#### Exercise
From the entries below, gather each line containing the word "không".
** BEGIN The records **
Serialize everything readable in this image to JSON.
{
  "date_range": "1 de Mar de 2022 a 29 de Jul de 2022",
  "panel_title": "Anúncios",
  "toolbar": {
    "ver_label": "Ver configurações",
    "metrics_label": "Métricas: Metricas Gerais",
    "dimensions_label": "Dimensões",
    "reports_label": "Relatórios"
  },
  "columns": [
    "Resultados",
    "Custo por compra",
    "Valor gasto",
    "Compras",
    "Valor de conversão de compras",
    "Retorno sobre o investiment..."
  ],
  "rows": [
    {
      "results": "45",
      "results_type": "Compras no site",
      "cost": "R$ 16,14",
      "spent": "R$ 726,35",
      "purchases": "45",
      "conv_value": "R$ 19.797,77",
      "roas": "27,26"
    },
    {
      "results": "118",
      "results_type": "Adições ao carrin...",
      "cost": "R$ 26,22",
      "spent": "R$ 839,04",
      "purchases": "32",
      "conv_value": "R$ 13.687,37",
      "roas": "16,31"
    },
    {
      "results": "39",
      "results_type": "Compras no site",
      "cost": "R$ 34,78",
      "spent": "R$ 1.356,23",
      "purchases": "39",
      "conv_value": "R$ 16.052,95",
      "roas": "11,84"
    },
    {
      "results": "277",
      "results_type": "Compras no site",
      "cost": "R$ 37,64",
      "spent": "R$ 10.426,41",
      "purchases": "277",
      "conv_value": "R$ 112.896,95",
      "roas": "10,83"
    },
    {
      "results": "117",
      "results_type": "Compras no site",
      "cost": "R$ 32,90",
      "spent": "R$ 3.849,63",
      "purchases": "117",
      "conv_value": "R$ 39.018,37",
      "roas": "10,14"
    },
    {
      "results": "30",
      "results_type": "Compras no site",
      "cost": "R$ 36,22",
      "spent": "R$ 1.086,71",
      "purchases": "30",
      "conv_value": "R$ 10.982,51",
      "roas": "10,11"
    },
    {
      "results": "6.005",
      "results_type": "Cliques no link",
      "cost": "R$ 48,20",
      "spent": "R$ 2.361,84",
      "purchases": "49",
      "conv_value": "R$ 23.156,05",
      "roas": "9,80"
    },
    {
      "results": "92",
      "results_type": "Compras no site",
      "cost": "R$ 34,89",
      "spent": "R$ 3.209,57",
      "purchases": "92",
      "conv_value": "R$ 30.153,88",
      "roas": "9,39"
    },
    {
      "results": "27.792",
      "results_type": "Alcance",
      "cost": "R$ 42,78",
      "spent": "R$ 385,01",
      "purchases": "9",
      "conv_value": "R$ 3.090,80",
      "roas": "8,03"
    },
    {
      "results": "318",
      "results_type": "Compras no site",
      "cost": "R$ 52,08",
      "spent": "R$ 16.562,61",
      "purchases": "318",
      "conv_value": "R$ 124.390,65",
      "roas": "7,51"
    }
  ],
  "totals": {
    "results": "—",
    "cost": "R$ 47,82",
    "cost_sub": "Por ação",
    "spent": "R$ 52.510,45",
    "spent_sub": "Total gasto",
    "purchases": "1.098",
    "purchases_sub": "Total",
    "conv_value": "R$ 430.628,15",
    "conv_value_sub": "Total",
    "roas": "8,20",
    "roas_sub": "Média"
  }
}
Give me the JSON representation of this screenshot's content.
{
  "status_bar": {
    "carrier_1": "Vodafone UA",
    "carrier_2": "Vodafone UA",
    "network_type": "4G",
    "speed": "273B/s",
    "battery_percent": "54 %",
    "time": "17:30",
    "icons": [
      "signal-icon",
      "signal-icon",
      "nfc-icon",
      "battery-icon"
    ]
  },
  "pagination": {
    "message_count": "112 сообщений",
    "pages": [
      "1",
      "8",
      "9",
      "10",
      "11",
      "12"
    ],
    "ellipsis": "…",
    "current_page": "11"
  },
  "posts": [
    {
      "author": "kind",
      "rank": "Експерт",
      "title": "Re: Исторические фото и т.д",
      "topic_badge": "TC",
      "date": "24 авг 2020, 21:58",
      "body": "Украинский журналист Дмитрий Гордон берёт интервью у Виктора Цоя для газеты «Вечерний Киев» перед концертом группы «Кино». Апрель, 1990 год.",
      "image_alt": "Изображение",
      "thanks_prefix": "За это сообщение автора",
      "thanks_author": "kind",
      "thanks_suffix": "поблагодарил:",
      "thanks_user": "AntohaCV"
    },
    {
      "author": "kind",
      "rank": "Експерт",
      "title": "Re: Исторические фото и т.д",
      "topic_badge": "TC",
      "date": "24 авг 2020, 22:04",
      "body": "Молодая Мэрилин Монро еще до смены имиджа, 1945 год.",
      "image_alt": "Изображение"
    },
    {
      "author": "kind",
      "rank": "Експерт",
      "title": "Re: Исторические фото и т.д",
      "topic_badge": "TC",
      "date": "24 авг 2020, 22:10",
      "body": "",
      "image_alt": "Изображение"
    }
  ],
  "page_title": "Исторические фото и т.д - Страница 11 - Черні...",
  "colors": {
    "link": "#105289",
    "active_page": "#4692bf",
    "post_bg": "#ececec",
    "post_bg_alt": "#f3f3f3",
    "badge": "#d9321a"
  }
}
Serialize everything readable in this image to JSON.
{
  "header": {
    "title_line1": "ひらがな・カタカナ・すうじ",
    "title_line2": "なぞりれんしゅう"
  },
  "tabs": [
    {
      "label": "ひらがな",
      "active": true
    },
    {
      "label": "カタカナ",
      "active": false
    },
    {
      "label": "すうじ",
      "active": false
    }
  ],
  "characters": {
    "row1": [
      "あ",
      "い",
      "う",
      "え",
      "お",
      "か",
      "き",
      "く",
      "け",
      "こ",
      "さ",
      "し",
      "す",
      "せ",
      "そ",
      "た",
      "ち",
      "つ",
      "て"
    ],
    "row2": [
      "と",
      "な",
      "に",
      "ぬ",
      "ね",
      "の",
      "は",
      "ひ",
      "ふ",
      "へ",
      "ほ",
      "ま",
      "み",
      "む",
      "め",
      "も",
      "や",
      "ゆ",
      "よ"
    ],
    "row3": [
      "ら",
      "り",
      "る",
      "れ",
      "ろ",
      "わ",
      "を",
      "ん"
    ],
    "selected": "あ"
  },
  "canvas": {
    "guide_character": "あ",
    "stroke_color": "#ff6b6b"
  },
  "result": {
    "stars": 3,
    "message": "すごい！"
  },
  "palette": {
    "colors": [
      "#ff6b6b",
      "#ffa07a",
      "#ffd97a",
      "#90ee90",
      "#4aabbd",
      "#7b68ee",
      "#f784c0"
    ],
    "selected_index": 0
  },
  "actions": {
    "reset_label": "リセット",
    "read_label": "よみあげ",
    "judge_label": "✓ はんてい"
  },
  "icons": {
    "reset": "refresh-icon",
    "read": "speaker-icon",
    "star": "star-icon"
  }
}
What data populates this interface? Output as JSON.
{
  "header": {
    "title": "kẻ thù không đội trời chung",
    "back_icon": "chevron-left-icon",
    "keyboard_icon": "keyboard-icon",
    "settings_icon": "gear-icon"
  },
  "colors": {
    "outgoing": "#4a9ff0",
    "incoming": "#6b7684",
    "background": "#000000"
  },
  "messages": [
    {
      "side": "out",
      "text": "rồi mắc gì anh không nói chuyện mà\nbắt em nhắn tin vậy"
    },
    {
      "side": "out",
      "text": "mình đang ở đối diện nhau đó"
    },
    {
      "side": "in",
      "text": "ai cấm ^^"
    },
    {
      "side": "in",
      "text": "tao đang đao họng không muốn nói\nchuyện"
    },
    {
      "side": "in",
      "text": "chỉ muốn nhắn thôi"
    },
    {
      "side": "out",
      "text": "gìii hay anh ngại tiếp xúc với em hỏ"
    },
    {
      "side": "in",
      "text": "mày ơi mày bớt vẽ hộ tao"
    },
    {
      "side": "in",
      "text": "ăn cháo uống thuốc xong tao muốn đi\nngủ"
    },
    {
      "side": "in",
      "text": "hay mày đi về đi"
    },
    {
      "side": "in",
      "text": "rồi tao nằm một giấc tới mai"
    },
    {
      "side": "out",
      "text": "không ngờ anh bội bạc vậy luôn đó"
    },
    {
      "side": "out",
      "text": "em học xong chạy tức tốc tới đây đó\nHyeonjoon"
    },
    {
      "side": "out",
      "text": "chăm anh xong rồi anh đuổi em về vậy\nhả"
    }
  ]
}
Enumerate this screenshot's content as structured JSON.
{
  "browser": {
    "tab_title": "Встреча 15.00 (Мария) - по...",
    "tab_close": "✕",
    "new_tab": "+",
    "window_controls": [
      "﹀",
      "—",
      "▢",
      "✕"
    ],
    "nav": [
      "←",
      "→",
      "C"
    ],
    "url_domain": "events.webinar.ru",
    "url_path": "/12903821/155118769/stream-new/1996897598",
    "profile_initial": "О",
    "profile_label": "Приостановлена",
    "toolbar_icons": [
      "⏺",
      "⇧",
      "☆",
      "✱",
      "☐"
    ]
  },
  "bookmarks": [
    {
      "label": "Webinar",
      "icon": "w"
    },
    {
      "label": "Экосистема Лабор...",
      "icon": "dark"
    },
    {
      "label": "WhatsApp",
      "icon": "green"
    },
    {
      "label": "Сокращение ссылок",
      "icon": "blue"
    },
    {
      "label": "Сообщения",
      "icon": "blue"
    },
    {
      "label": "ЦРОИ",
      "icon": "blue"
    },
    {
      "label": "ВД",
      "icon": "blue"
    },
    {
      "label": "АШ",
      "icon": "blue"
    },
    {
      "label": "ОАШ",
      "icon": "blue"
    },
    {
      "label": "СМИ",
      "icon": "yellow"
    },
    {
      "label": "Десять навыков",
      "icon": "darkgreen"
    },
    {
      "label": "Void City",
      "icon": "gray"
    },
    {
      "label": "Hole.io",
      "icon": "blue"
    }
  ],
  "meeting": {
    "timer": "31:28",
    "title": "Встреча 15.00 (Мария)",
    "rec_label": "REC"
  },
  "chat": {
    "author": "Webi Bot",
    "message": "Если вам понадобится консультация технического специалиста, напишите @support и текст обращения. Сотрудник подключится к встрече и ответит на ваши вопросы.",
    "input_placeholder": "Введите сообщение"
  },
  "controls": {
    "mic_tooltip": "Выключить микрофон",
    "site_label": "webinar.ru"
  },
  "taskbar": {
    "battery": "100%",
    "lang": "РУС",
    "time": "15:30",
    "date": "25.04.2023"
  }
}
** END The records **
#### Correct result
    "title": "kẻ thù không đội trời chung",
      "text": "rồi mắc gì anh không nói chuyện mà\nbắt em nhắn tin vậy"
      "text": "tao đang đao họng không muốn nói\nchuyện"
      "text": "không ngờ anh bội bạc vậy luôn đó"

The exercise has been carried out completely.